▶ [STATED GOAL]
Transcribe each record exactly. Include every one.

▶ [DATA TO USE]
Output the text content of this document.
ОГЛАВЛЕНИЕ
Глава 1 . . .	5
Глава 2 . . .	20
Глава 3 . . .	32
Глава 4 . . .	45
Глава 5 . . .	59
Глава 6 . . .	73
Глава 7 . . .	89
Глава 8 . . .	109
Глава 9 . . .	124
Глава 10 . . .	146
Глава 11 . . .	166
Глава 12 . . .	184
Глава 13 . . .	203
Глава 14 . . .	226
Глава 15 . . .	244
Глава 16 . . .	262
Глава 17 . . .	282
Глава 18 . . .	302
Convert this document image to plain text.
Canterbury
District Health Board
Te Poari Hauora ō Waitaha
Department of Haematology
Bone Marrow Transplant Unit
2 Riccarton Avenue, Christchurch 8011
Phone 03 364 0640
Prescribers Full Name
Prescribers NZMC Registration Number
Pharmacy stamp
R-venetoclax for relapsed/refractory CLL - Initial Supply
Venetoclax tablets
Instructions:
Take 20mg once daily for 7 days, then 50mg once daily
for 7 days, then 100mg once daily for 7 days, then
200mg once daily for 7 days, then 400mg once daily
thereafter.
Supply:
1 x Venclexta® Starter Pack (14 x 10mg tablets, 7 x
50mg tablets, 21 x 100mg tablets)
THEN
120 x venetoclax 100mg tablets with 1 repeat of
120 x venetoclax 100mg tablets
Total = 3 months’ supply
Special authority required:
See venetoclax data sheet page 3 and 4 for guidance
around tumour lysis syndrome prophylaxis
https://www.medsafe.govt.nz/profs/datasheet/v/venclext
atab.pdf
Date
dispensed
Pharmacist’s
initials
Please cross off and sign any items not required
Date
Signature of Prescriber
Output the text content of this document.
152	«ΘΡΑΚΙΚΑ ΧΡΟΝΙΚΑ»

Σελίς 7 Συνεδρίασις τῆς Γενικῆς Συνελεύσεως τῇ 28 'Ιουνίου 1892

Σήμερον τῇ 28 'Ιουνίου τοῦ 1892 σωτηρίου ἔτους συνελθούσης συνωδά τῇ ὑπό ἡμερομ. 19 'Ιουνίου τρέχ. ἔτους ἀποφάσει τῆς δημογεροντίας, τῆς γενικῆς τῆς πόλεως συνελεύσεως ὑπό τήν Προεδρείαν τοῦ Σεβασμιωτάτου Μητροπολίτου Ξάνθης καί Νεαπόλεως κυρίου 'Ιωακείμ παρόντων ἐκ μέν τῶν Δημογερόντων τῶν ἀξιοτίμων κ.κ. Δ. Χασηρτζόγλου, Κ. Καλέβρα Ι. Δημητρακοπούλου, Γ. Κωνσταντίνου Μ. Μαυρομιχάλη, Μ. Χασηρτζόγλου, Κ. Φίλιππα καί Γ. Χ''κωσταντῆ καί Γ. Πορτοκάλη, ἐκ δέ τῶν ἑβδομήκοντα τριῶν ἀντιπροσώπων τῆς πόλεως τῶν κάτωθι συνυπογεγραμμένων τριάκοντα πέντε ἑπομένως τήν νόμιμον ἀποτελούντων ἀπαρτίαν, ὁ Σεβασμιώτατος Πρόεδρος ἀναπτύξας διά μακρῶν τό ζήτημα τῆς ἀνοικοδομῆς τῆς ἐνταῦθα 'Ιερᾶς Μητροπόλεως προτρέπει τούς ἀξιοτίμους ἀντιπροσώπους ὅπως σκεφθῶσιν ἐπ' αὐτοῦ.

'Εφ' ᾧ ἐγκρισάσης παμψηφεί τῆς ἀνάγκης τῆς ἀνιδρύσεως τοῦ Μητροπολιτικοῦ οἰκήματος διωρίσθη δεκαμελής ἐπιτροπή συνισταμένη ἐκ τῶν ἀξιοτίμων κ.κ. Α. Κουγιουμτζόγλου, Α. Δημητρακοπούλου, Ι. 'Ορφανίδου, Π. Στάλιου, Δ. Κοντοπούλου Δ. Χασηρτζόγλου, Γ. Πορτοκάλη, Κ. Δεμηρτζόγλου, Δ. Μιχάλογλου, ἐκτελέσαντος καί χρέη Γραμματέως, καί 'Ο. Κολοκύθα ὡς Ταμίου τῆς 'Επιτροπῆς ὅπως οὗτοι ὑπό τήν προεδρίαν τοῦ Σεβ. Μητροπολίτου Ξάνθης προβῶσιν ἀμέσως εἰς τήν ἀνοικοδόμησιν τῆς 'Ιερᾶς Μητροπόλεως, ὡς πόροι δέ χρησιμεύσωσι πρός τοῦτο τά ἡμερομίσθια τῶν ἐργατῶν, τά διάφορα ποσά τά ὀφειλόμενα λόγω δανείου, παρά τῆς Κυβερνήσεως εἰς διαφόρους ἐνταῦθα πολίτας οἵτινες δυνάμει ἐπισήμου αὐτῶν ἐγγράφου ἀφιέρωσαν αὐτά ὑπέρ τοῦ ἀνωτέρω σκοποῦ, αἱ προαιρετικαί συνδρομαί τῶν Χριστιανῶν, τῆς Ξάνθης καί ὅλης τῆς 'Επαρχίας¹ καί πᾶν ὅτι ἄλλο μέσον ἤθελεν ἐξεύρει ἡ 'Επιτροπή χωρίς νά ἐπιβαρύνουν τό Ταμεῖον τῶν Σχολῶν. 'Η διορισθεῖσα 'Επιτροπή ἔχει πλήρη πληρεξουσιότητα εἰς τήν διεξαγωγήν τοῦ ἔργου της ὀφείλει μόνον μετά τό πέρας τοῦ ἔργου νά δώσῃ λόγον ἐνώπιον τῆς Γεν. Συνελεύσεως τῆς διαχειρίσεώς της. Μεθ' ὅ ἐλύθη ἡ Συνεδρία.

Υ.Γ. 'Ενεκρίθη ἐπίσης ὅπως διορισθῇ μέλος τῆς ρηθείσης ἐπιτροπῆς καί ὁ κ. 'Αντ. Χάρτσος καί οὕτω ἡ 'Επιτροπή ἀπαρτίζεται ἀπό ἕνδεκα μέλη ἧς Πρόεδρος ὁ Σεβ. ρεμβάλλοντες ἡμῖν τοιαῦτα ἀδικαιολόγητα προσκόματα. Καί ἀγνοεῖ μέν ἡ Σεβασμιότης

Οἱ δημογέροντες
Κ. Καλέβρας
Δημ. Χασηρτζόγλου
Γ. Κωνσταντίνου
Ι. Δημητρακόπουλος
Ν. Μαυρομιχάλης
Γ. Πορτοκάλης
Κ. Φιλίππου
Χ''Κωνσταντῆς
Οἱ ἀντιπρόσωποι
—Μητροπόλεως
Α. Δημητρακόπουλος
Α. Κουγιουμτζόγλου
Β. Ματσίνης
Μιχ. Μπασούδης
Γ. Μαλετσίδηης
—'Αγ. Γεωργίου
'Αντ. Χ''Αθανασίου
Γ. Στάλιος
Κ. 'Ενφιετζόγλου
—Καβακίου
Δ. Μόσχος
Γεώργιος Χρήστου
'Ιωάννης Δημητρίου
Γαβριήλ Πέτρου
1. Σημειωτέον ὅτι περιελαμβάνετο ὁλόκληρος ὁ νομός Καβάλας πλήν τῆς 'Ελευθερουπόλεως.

▶ [CORRECT OUTPUT]
Output the text content of this document.
ОГЛАВЛЕНИЕ
Глава 1 . . .	5
Глава 2 . . .	20
Глава 3 . . .	32
Глава 4 . . .	45
Глава 5 . . .	59
Глава 6 . . .	73
Глава 7 . . .	89
Глава 8 . . .	109
Глава 9 . . .	124
Глава 10 . . .	146
Глава 11 . . .	166
Глава 12 . . .	184
Глава 13 . . .	203
Глава 14 . . .	226
Глава 15 . . .	244
Глава 16 . . .	262
Глава 17 . . .	282
Глава 18 . . .	302
Convert this document image to plain text.
Canterbury
District Health Board
Te Poari Hauora ō Waitaha
Department of Haematology
Bone Marrow Transplant Unit
2 Riccarton Avenue, Christchurch 8011
Phone 03 364 0640
Prescribers Full Name
Prescribers NZMC Registration Number
Pharmacy stamp
R-venetoclax for relapsed/refractory CLL - Initial Supply
Venetoclax tablets
Instructions:
Take 20mg once daily for 7 days, then 50mg once daily
for 7 days, then 100mg once daily for 7 days, then
200mg once daily for 7 days, then 400mg once daily
thereafter.
Supply:
1 x Venclexta® Starter Pack (14 x 10mg tablets, 7 x
50mg tablets, 21 x 100mg tablets)
THEN
120 x venetoclax 100mg tablets with 1 repeat of
120 x venetoclax 100mg tablets
Total = 3 months’ supply
Special authority required:
See venetoclax data sheet page 3 and 4 for guidance
around tumour lysis syndrome prophylaxis
https://www.medsafe.govt.nz/profs/datasheet/v/venclext
atab.pdf
Date
dispensed
Pharmacist’s
initials
Please cross off and sign any items not required
Date
Signature of Prescriber
Output the text content of this document.
152	«ΘΡΑΚΙΚΑ ΧΡΟΝΙΚΑ»

Σελίς 7 Συνεδρίασις τῆς Γενικῆς Συνελεύσεως τῇ 28 'Ιουνίου 1892

Σήμερον τῇ 28 'Ιουνίου τοῦ 1892 σωτηρίου ἔτους συνελθούσης συνωδά τῇ ὑπό ἡμερομ. 19 'Ιουνίου τρέχ. ἔτους ἀποφάσει τῆς δημογεροντίας, τῆς γενικῆς τῆς πόλεως συνελεύσεως ὑπό τήν Προεδρείαν τοῦ Σεβασμιωτάτου Μητροπολίτου Ξάνθης καί Νεαπόλεως κυρίου 'Ιωακείμ παρόντων ἐκ μέν τῶν Δημογερόντων τῶν ἀξιοτίμων κ.κ. Δ. Χασηρτζόγλου, Κ. Καλέβρα Ι. Δημητρακοπούλου, Γ. Κωνσταντίνου Μ. Μαυρομιχάλη, Μ. Χασηρτζόγλου, Κ. Φίλιππα καί Γ. Χ''κωσταντῆ καί Γ. Πορτοκάλη, ἐκ δέ τῶν ἑβδομήκοντα τριῶν ἀντιπροσώπων τῆς πόλεως τῶν κάτωθι συνυπογεγραμμένων τριάκοντα πέντε ἑπομένως τήν νόμιμον ἀποτελούντων ἀπαρτίαν, ὁ Σεβασμιώτατος Πρόεδρος ἀναπτύξας διά μακρῶν τό ζήτημα τῆς ἀνοικοδομῆς τῆς ἐνταῦθα 'Ιερᾶς Μητροπόλεως προτρέπει τούς ἀξιοτίμους ἀντιπροσώπους ὅπως σκεφθῶσιν ἐπ' αὐτοῦ.

'Εφ' ᾧ ἐγκρισάσης παμψηφεί τῆς ἀνάγκης τῆς ἀνιδρύσεως τοῦ Μητροπολιτικοῦ οἰκήματος διωρίσθη δεκαμελής ἐπιτροπή συνισταμένη ἐκ τῶν ἀξιοτίμων κ.κ. Α. Κουγιουμτζόγλου, Α. Δημητρακοπούλου, Ι. 'Ορφανίδου, Π. Στάλιου, Δ. Κοντοπούλου Δ. Χασηρτζόγλου, Γ. Πορτοκάλη, Κ. Δεμηρτζόγλου, Δ. Μιχάλογλου, ἐκτελέσαντος καί χρέη Γραμματέως, καί 'Ο. Κολοκύθα ὡς Ταμίου τῆς 'Επιτροπῆς ὅπως οὗτοι ὑπό τήν προεδρίαν τοῦ Σεβ. Μητροπολίτου Ξάνθης προβῶσιν ἀμέσως εἰς τήν ἀνοικοδόμησιν τῆς 'Ιερᾶς Μητροπόλεως, ὡς πόροι δέ χρησιμεύσωσι πρός τοῦτο τά ἡμερομίσθια τῶν ἐργατῶν, τά διάφορα ποσά τά ὀφειλόμενα λόγω δανείου, παρά τῆς Κυβερνήσεως εἰς διαφόρους ἐνταῦθα πολίτας οἵτινες δυνάμει ἐπισήμου αὐτῶν ἐγγράφου ἀφιέρωσαν αὐτά ὑπέρ τοῦ ἀνωτέρω σκοποῦ, αἱ προαιρετικαί συνδρομαί τῶν Χριστιανῶν, τῆς Ξάνθης καί ὅλης τῆς 'Επαρχίας¹ καί πᾶν ὅτι ἄλλο μέσον ἤθελεν ἐξεύρει ἡ 'Επιτροπή χωρίς νά ἐπιβαρύνουν τό Ταμεῖον τῶν Σχολῶν. 'Η διορισθεῖσα 'Επιτροπή ἔχει πλήρη πληρεξουσιότητα εἰς τήν διεξαγωγήν τοῦ ἔργου της ὀφείλει μόνον μετά τό πέρας τοῦ ἔργου νά δώσῃ λόγον ἐνώπιον τῆς Γεν. Συνελεύσεως τῆς διαχειρίσεώς της. Μεθ' ὅ ἐλύθη ἡ Συνεδρία.

Υ.Γ. 'Ενεκρίθη ἐπίσης ὅπως διορισθῇ μέλος τῆς ρηθείσης ἐπιτροπῆς καί ὁ κ. 'Αντ. Χάρτσος καί οὕτω ἡ 'Επιτροπή ἀπαρτίζεται ἀπό ἕνδεκα μέλη ἧς Πρόεδρος ὁ Σεβ. ρεμβάλλοντες ἡμῖν τοιαῦτα ἀδικαιολόγητα προσκόματα. Καί ἀγνοεῖ μέν ἡ Σεβασμιότης

Οἱ δημογέροντες
Κ. Καλέβρας
Δημ. Χασηρτζόγλου
Γ. Κωνσταντίνου
Ι. Δημητρακόπουλος
Ν. Μαυρομιχάλης
Γ. Πορτοκάλης
Κ. Φιλίππου
Χ''Κωνσταντῆς
Οἱ ἀντιπρόσωποι
—Μητροπόλεως
Α. Δημητρακόπουλος
Α. Κουγιουμτζόγλου
Β. Ματσίνης
Μιχ. Μπασούδης
Γ. Μαλετσίδηης
—'Αγ. Γεωργίου
'Αντ. Χ''Αθανασίου
Γ. Στάλιος
Κ. 'Ενφιετζόγλου
—Καβακίου
Δ. Μόσχος
Γεώργιος Χρήστου
'Ιωάννης Δημητρίου
Γαβριήλ Πέτρου
1. Σημειωτέον ὅτι περιελαμβάνετο ὁλόκληρος ὁ νομός Καβάλας πλήν τῆς 'Ελευθερουπόλεως.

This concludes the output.